Material provided:
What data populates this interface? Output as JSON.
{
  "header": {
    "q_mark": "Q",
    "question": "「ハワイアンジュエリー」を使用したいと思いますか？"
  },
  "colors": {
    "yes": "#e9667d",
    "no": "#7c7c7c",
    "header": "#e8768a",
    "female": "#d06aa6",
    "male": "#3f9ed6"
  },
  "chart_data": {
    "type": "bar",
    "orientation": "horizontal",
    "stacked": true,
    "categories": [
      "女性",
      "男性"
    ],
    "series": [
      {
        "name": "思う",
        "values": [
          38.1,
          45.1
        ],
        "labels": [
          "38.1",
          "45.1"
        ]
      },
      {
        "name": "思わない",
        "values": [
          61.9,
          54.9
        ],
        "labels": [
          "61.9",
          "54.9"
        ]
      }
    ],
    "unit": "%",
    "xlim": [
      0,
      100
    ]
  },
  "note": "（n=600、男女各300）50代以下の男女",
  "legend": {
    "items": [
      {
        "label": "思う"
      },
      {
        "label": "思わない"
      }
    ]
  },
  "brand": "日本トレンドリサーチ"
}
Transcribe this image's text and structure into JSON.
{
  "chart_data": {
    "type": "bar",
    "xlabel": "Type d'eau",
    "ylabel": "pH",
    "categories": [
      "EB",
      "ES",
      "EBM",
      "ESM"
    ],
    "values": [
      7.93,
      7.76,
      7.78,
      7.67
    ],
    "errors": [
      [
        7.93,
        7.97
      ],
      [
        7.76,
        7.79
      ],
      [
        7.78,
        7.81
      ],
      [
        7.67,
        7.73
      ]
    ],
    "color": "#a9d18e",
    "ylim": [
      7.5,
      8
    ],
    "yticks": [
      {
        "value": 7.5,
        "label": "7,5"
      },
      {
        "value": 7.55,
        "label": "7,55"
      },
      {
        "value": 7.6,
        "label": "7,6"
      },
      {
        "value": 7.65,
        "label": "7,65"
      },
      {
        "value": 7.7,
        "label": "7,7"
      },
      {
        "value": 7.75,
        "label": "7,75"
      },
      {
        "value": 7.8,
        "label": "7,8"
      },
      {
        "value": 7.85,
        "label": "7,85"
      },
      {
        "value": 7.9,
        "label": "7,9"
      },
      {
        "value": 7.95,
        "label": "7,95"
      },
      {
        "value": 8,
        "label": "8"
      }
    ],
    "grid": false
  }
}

Directive:
The records above should be duplicated in full, exactly as given.

Full output:
What data populates this interface? Output as JSON.
{
  "header": {
    "q_mark": "Q",
    "question": "「ハワイアンジュエリー」を使用したいと思いますか？"
  },
  "colors": {
    "yes": "#e9667d",
    "no": "#7c7c7c",
    "header": "#e8768a",
    "female": "#d06aa6",
    "male": "#3f9ed6"
  },
  "chart_data": {
    "type": "bar",
    "orientation": "horizontal",
    "stacked": true,
    "categories": [
      "女性",
      "男性"
    ],
    "series": [
      {
        "name": "思う",
        "values": [
          38.1,
          45.1
        ],
        "labels": [
          "38.1",
          "45.1"
        ]
      },
      {
        "name": "思わない",
        "values": [
          61.9,
          54.9
        ],
        "labels": [
          "61.9",
          "54.9"
        ]
      }
    ],
    "unit": "%",
    "xlim": [
      0,
      100
    ]
  },
  "note": "（n=600、男女各300）50代以下の男女",
  "legend": {
    "items": [
      {
        "label": "思う"
      },
      {
        "label": "思わない"
      }
    ]
  },
  "brand": "日本トレンドリサーチ"
}
Transcribe this image's text and structure into JSON.
{
  "chart_data": {
    "type": "bar",
    "xlabel": "Type d'eau",
    "ylabel": "pH",
    "categories": [
      "EB",
      "ES",
      "EBM",
      "ESM"
    ],
    "values": [
      7.93,
      7.76,
      7.78,
      7.67
    ],
    "errors": [
      [
        7.93,
        7.97
      ],
      [
        7.76,
        7.79
      ],
      [
        7.78,
        7.81
      ],
      [
        7.67,
        7.73
      ]
    ],
    "color": "#a9d18e",
    "ylim": [
      7.5,
      8
    ],
    "yticks": [
      {
        "value": 7.5,
        "label": "7,5"
      },
      {
        "value": 7.55,
        "label": "7,55"
      },
      {
        "value": 7.6,
        "label": "7,6"
      },
      {
        "value": 7.65,
        "label": "7,65"
      },
      {
        "value": 7.7,
        "label": "7,7"
      },
      {
        "value": 7.75,
        "label": "7,75"
      },
      {
        "value": 7.8,
        "label": "7,8"
      },
      {
        "value": 7.85,
        "label": "7,85"
      },
      {
        "value": 7.9,
        "label": "7,9"
      },
      {
        "value": 7.95,
        "label": "7,95"
      },
      {
        "value": 8,
        "label": "8"
      }
    ],
    "grid": false
  }
}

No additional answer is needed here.